### GOAL
Reproduce the whole listing, character for character.
>>>
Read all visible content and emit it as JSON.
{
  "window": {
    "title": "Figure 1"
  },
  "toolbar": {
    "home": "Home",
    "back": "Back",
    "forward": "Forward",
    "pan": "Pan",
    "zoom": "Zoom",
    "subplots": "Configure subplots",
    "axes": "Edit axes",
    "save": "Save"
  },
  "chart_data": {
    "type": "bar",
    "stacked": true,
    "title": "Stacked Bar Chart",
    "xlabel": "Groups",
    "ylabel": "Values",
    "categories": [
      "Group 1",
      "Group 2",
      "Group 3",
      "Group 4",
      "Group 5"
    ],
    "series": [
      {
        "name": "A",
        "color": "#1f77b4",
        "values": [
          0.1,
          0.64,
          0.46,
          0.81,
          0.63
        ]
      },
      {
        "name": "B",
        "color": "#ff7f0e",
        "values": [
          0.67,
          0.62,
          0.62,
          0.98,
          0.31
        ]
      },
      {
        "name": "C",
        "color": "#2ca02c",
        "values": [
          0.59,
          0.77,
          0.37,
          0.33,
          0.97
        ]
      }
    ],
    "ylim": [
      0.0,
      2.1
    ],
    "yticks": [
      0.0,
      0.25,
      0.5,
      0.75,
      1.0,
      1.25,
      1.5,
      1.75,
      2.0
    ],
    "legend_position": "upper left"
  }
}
<<<
### EXERCISE OUTPUT
Read all visible content and emit it as JSON.
{
  "window": {
    "title": "Figure 1"
  },
  "toolbar": {
    "home": "Home",
    "back": "Back",
    "forward": "Forward",
    "pan": "Pan",
    "zoom": "Zoom",
    "subplots": "Configure subplots",
    "axes": "Edit axes",
    "save": "Save"
  },
  "chart_data": {
    "type": "bar",
    "stacked": true,
    "title": "Stacked Bar Chart",
    "xlabel": "Groups",
    "ylabel": "Values",
    "categories": [
      "Group 1",
      "Group 2",
      "Group 3",
      "Group 4",
      "Group 5"
    ],
    "series": [
      {
        "name": "A",
        "color": "#1f77b4",
        "values": [
          0.1,
          0.64,
          0.46,
          0.81,
          0.63
        ]
      },
      {
        "name": "B",
        "color": "#ff7f0e",
        "values": [
          0.67,
          0.62,
          0.62,
          0.98,
          0.31
        ]
      },
      {
        "name": "C",
        "color": "#2ca02c",
        "values": [
          0.59,
          0.77,
          0.37,
          0.33,
          0.97
        ]
      }
    ],
    "ylim": [
      0.0,
      2.1
    ],
    "yticks": [
      0.0,
      0.25,
      0.5,
      0.75,
      1.0,
      1.25,
      1.5,
      1.75,
      2.0
    ],
    "legend_position": "upper left"
  }
}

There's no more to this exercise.